• [Exercise requirements]: Print out the entries, word for word.
━━━━━ Listed entries ━━━━━
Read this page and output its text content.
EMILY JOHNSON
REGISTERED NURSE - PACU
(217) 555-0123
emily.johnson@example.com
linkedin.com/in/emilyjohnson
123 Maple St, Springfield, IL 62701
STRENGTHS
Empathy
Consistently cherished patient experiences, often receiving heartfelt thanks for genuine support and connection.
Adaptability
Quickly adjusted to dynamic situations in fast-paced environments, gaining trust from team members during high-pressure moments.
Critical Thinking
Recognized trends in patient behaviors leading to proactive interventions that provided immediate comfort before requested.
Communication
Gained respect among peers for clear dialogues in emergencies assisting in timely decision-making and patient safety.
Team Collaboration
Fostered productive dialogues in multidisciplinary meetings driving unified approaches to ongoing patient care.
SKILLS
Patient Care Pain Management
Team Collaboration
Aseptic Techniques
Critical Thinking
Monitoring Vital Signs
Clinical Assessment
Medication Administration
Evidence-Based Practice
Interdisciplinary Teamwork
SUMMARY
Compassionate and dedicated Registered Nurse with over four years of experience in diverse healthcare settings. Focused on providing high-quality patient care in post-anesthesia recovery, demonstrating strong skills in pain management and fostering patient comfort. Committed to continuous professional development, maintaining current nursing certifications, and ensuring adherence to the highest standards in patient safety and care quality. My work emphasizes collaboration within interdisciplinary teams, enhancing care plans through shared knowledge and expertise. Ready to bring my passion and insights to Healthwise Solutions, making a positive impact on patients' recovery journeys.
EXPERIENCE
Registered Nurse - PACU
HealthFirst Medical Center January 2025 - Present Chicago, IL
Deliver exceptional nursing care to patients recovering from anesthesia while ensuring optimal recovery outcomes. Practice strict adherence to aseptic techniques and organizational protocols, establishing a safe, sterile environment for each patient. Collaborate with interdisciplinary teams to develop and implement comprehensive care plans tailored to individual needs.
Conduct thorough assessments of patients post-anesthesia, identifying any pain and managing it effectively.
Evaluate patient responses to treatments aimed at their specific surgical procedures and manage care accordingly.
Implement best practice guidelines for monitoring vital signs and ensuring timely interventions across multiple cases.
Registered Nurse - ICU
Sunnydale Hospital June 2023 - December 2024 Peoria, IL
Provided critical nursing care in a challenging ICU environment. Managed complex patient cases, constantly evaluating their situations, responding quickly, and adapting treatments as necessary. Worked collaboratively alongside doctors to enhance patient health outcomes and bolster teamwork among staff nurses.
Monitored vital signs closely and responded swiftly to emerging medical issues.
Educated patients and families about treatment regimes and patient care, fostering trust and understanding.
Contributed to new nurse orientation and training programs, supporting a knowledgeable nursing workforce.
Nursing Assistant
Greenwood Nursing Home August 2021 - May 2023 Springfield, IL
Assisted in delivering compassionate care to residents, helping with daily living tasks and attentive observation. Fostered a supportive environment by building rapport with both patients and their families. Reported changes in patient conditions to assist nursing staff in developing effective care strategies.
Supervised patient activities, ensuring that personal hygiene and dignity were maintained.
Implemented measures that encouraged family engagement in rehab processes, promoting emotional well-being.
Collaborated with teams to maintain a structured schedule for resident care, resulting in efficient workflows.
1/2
━━━━━
• [Task answer]:
Read this page and output its text content.
EMILY JOHNSON
REGISTERED NURSE - PACU
(217) 555-0123
emily.johnson@example.com
linkedin.com/in/emilyjohnson
123 Maple St, Springfield, IL 62701
STRENGTHS
Empathy
Consistently cherished patient experiences, often receiving heartfelt thanks for genuine support and connection.
Adaptability
Quickly adjusted to dynamic situations in fast-paced environments, gaining trust from team members during high-pressure moments.
Critical Thinking
Recognized trends in patient behaviors leading to proactive interventions that provided immediate comfort before requested.
Communication
Gained respect among peers for clear dialogues in emergencies assisting in timely decision-making and patient safety.
Team Collaboration
Fostered productive dialogues in multidisciplinary meetings driving unified approaches to ongoing patient care.
SKILLS
Patient Care Pain Management
Team Collaboration
Aseptic Techniques
Critical Thinking
Monitoring Vital Signs
Clinical Assessment
Medication Administration
Evidence-Based Practice
Interdisciplinary Teamwork
SUMMARY
Compassionate and dedicated Registered Nurse with over four years of experience in diverse healthcare settings. Focused on providing high-quality patient care in post-anesthesia recovery, demonstrating strong skills in pain management and fostering patient comfort. Committed to continuous professional development, maintaining current nursing certifications, and ensuring adherence to the highest standards in patient safety and care quality. My work emphasizes collaboration within interdisciplinary teams, enhancing care plans through shared knowledge and expertise. Ready to bring my passion and insights to Healthwise Solutions, making a positive impact on patients' recovery journeys.
EXPERIENCE
Registered Nurse - PACU
HealthFirst Medical Center January 2025 - Present Chicago, IL
Deliver exceptional nursing care to patients recovering from anesthesia while ensuring optimal recovery outcomes. Practice strict adherence to aseptic techniques and organizational protocols, establishing a safe, sterile environment for each patient. Collaborate with interdisciplinary teams to develop and implement comprehensive care plans tailored to individual needs.
Conduct thorough assessments of patients post-anesthesia, identifying any pain and managing it effectively.
Evaluate patient responses to treatments aimed at their specific surgical procedures and manage care accordingly.
Implement best practice guidelines for monitoring vital signs and ensuring timely interventions across multiple cases.
Registered Nurse - ICU
Sunnydale Hospital June 2023 - December 2024 Peoria, IL
Provided critical nursing care in a challenging ICU environment. Managed complex patient cases, constantly evaluating their situations, responding quickly, and adapting treatments as necessary. Worked collaboratively alongside doctors to enhance patient health outcomes and bolster teamwork among staff nurses.
Monitored vital signs closely and responded swiftly to emerging medical issues.
Educated patients and families about treatment regimes and patient care, fostering trust and understanding.
Contributed to new nurse orientation and training programs, supporting a knowledgeable nursing workforce.
Nursing Assistant
Greenwood Nursing Home August 2021 - May 2023 Springfield, IL
Assisted in delivering compassionate care to residents, helping with daily living tasks and attentive observation. Fostered a supportive environment by building rapport with both patients and their families. Reported changes in patient conditions to assist nursing staff in developing effective care strategies.
Supervised patient activities, ensuring that personal hygiene and dignity were maintained.
Implemented measures that encouraged family engagement in rehab processes, promoting emotional well-being.
Collaborated with teams to maintain a structured schedule for resident care, resulting in efficient workflows.
1/2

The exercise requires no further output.